(Chart and figure data)
_____

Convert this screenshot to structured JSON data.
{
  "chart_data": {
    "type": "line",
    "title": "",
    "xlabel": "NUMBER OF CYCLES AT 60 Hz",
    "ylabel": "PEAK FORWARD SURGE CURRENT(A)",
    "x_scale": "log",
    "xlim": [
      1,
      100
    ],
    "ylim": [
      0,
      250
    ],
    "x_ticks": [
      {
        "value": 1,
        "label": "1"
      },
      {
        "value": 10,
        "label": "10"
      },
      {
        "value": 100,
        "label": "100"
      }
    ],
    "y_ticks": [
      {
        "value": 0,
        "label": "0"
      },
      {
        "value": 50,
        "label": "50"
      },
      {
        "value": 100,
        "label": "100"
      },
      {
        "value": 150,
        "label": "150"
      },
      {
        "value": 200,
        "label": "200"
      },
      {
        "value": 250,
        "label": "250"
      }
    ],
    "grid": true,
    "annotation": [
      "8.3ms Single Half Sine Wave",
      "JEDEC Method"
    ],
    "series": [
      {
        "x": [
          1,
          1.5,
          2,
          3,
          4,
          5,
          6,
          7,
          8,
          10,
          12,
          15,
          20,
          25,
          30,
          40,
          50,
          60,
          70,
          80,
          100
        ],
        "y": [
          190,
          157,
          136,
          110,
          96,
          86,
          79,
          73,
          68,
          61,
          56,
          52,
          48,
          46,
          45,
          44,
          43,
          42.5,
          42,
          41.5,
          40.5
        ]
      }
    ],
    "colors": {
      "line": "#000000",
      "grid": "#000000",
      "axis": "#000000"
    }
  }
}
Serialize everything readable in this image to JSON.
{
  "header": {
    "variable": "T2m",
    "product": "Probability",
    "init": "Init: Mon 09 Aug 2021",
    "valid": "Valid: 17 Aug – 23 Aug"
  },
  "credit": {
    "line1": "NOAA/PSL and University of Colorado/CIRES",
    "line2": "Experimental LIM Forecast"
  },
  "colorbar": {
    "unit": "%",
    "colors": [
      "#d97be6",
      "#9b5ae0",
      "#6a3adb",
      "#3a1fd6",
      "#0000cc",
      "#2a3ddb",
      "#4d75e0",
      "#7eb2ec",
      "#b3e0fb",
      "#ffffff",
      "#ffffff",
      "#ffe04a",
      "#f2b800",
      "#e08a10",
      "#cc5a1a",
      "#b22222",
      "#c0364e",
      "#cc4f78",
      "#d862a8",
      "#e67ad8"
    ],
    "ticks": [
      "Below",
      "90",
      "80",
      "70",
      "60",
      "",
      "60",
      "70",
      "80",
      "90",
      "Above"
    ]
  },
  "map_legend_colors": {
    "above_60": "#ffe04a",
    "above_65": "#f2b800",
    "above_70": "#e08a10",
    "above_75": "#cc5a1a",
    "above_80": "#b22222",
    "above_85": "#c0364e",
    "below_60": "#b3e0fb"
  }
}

_____

> _What is asked_
Extract every line above exactly as it stands.

> _Full answer_
Convert this screenshot to structured JSON data.
{
  "chart_data": {
    "type": "line",
    "title": "",
    "xlabel": "NUMBER OF CYCLES AT 60 Hz",
    "ylabel": "PEAK FORWARD SURGE CURRENT(A)",
    "x_scale": "log",
    "xlim": [
      1,
      100
    ],
    "ylim": [
      0,
      250
    ],
    "x_ticks": [
      {
        "value": 1,
        "label": "1"
      },
      {
        "value": 10,
        "label": "10"
      },
      {
        "value": 100,
        "label": "100"
      }
    ],
    "y_ticks": [
      {
        "value": 0,
        "label": "0"
      },
      {
        "value": 50,
        "label": "50"
      },
      {
        "value": 100,
        "label": "100"
      },
      {
        "value": 150,
        "label": "150"
      },
      {
        "value": 200,
        "label": "200"
      },
      {
        "value": 250,
        "label": "250"
      }
    ],
    "grid": true,
    "annotation": [
      "8.3ms Single Half Sine Wave",
      "JEDEC Method"
    ],
    "series": [
      {
        "x": [
          1,
          1.5,
          2,
          3,
          4,
          5,
          6,
          7,
          8,
          10,
          12,
          15,
          20,
          25,
          30,
          40,
          50,
          60,
          70,
          80,
          100
        ],
        "y": [
          190,
          157,
          136,
          110,
          96,
          86,
          79,
          73,
          68,
          61,
          56,
          52,
          48,
          46,
          45,
          44,
          43,
          42.5,
          42,
          41.5,
          40.5
        ]
      }
    ],
    "colors": {
      "line": "#000000",
      "grid": "#000000",
      "axis": "#000000"
    }
  }
}
Serialize everything readable in this image to JSON.
{
  "header": {
    "variable": "T2m",
    "product": "Probability",
    "init": "Init: Mon 09 Aug 2021",
    "valid": "Valid: 17 Aug – 23 Aug"
  },
  "credit": {
    "line1": "NOAA/PSL and University of Colorado/CIRES",
    "line2": "Experimental LIM Forecast"
  },
  "colorbar": {
    "unit": "%",
    "colors": [
      "#d97be6",
      "#9b5ae0",
      "#6a3adb",
      "#3a1fd6",
      "#0000cc",
      "#2a3ddb",
      "#4d75e0",
      "#7eb2ec",
      "#b3e0fb",
      "#ffffff",
      "#ffffff",
      "#ffe04a",
      "#f2b800",
      "#e08a10",
      "#cc5a1a",
      "#b22222",
      "#c0364e",
      "#cc4f78",
      "#d862a8",
      "#e67ad8"
    ],
    "ticks": [
      "Below",
      "90",
      "80",
      "70",
      "60",
      "",
      "60",
      "70",
      "80",
      "90",
      "Above"
    ]
  },
  "map_legend_colors": {
    "above_60": "#ffe04a",
    "above_65": "#f2b800",
    "above_70": "#e08a10",
    "above_75": "#cc5a1a",
    "above_80": "#b22222",
    "above_85": "#c0364e",
    "below_60": "#b3e0fb"
  }
}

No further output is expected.